(Data for the task):
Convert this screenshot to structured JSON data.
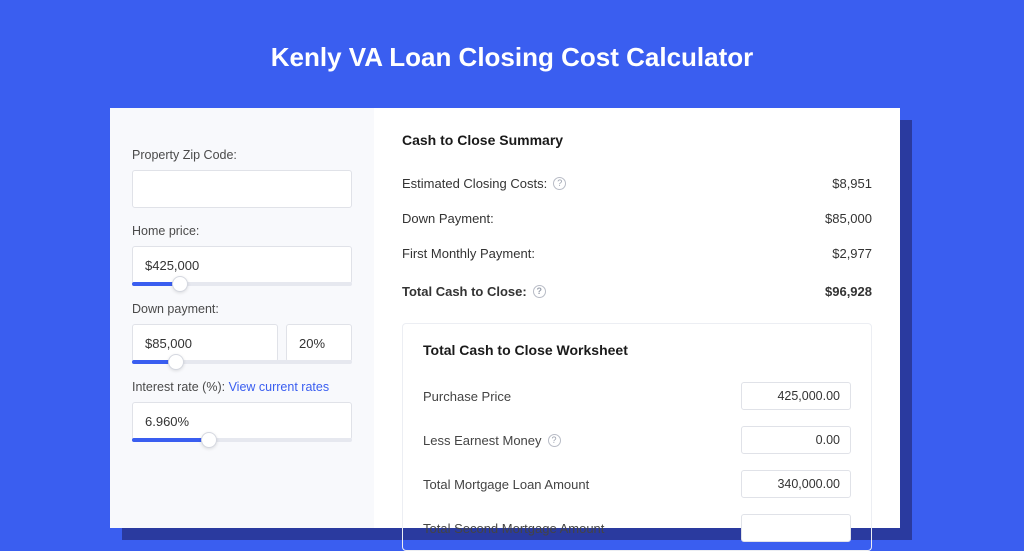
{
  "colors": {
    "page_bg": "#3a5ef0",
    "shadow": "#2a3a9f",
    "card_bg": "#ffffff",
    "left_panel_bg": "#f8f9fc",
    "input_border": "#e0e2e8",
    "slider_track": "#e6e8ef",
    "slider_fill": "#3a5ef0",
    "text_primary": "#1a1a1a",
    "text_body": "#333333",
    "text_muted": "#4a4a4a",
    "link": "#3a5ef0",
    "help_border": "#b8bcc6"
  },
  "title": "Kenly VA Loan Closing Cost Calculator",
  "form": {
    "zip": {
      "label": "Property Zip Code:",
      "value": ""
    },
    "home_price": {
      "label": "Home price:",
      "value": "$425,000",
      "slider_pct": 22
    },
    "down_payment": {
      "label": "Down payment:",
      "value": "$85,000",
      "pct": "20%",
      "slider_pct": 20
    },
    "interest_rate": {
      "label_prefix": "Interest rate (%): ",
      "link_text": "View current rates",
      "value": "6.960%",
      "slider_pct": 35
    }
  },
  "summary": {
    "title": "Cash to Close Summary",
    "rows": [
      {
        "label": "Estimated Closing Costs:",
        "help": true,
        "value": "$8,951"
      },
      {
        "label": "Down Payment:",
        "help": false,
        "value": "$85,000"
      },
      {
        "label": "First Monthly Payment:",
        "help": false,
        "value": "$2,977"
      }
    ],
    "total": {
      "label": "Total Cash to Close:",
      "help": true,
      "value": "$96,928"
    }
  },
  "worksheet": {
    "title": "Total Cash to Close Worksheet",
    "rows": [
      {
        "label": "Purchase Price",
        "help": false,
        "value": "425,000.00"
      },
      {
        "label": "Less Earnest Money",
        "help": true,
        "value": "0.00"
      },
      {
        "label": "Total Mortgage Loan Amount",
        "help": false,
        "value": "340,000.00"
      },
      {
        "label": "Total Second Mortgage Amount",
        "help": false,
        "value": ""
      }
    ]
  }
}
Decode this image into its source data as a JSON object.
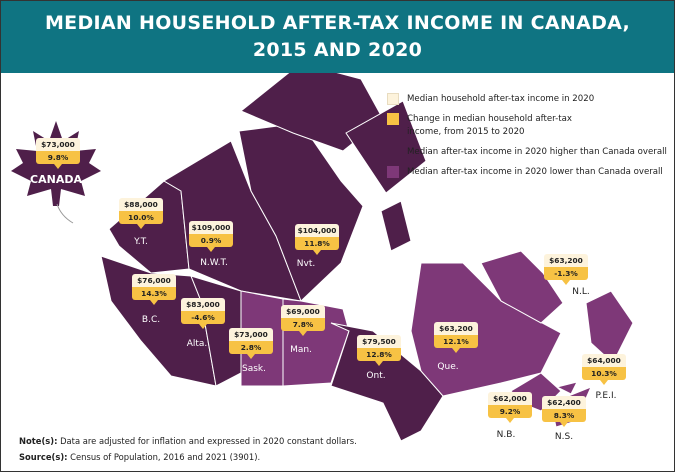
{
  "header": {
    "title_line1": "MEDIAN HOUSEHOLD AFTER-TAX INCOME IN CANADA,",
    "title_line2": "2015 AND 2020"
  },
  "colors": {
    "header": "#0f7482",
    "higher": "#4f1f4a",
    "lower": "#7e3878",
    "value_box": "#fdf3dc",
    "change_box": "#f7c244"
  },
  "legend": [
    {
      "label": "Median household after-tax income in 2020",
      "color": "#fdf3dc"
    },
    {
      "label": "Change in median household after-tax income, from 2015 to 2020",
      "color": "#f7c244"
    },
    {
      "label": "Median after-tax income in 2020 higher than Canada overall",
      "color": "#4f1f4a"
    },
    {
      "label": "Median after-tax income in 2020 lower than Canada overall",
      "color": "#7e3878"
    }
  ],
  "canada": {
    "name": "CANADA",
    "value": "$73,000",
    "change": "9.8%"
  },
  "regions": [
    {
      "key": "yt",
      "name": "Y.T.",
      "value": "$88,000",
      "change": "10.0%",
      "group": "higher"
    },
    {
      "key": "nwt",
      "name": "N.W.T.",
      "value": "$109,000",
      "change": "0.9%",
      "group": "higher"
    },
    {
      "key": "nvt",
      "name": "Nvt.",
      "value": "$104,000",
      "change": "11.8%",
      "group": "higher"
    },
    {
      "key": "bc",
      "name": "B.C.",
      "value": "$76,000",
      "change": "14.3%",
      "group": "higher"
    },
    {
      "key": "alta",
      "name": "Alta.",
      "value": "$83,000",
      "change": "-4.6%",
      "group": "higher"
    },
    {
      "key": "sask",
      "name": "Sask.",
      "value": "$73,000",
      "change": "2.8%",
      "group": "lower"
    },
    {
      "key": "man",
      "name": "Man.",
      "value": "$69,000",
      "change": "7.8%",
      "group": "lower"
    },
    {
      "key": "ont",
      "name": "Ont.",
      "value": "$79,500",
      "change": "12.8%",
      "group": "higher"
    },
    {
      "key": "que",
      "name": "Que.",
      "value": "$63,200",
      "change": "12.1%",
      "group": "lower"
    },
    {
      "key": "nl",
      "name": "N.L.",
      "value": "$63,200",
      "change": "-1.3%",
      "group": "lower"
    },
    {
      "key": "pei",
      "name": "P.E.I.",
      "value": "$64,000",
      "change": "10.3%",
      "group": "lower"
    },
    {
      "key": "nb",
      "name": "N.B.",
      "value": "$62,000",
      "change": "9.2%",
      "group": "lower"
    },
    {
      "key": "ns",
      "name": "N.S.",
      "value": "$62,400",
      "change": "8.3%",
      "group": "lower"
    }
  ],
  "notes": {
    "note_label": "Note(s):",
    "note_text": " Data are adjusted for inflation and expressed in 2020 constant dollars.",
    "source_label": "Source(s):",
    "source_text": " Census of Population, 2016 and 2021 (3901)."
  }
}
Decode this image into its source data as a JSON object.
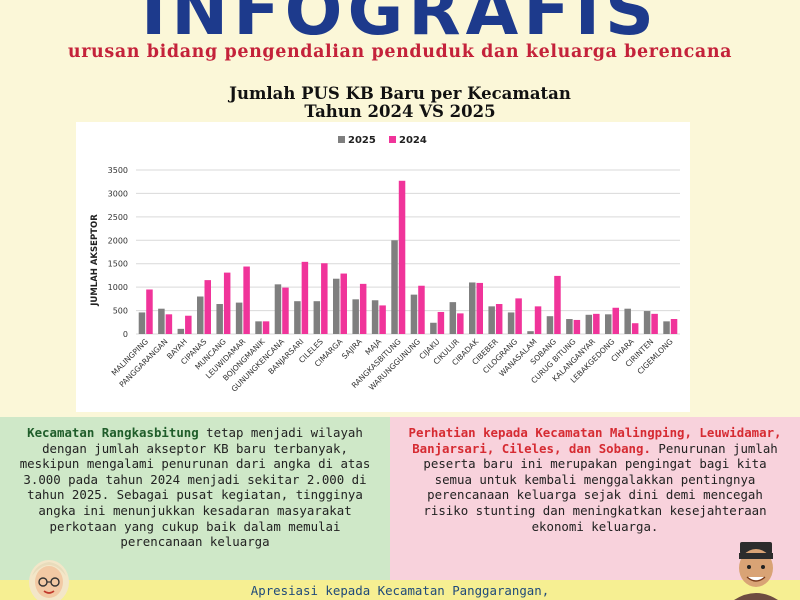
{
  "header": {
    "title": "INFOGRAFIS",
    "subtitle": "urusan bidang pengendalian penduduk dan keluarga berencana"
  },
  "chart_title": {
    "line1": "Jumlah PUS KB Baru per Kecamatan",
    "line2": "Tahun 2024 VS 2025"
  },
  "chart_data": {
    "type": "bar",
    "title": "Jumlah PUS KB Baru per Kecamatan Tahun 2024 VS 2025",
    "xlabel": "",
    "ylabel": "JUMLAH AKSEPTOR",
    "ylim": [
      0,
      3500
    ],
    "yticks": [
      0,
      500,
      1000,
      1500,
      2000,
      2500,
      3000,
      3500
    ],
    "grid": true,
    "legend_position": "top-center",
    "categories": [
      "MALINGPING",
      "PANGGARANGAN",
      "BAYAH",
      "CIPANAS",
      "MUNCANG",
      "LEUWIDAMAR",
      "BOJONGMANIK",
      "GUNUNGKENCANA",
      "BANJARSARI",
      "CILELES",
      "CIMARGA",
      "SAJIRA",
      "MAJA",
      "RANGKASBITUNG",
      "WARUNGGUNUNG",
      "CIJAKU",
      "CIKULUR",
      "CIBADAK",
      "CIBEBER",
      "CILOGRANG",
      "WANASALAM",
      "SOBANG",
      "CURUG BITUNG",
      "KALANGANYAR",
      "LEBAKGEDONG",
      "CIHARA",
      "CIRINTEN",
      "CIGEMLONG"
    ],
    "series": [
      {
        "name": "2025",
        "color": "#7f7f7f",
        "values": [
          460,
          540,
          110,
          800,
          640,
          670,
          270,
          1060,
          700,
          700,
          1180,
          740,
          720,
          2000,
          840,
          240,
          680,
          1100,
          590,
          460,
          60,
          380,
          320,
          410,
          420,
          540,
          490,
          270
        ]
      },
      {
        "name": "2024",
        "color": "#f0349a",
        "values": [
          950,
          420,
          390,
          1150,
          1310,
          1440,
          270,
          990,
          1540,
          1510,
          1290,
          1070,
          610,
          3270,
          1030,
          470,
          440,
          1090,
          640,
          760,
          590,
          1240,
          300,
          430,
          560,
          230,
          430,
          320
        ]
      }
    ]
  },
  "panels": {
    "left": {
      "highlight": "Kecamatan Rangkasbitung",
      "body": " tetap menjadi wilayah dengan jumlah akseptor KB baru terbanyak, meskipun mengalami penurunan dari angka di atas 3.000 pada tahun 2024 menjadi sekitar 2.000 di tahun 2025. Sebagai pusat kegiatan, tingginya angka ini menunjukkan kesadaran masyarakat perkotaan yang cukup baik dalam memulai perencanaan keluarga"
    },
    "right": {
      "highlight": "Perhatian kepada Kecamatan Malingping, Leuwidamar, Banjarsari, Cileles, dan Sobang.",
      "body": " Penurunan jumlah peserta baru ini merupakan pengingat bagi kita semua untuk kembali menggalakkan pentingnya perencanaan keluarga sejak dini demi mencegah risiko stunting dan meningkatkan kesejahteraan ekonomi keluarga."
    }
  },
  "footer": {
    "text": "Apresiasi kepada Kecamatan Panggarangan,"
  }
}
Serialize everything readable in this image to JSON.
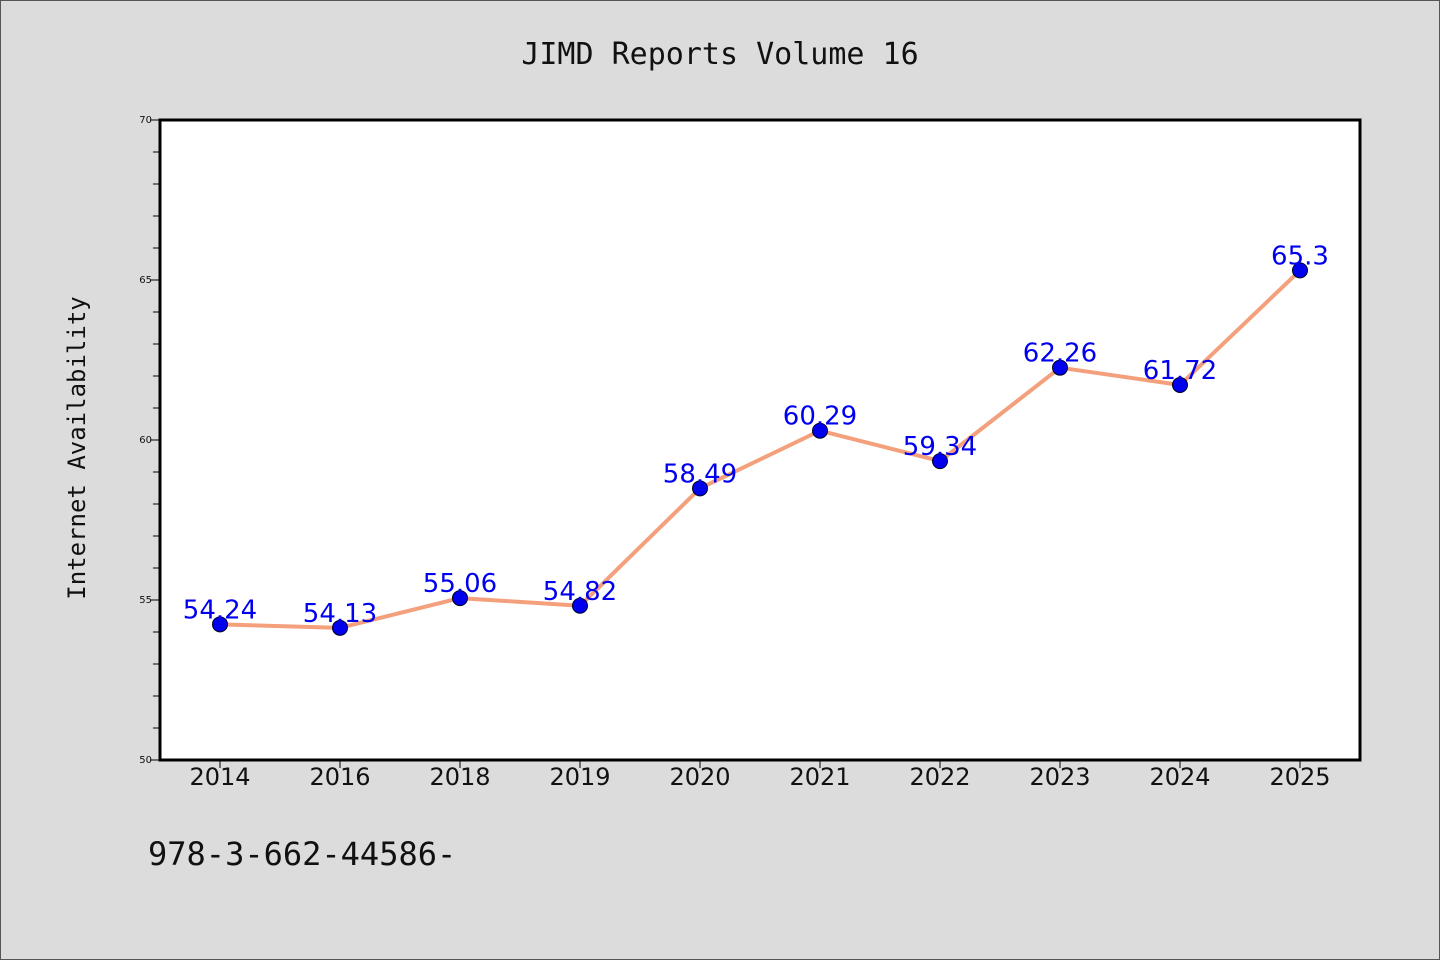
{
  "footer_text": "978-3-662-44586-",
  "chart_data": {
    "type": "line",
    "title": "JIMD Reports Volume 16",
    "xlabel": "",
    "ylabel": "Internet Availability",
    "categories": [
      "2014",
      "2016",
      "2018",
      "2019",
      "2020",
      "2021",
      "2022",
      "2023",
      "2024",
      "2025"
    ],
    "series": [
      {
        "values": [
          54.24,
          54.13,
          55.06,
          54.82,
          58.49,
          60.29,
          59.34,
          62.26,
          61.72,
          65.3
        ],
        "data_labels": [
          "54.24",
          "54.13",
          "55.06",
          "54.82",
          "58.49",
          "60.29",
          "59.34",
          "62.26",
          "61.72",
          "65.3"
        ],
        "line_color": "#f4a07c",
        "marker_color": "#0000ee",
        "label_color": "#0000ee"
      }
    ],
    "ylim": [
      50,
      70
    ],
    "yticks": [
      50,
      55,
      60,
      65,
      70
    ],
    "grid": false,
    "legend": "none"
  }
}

(Requirements): Pick every line with "Kecamatan" in it and copy it.

(Correct result):
    "line1": "Jumlah PUS KB Baru per Kecamatan",
    "title": "Jumlah PUS KB Baru per Kecamatan Tahun 2024 VS 2025",
      "highlight": "Kecamatan Rangkasbitung",
      "highlight": "Perhatian kepada Kecamatan Malingping, Leuwidamar, Banjarsari, Cileles, dan Sobang.",
    "text": "Apresiasi kepada Kecamatan Panggarangan,"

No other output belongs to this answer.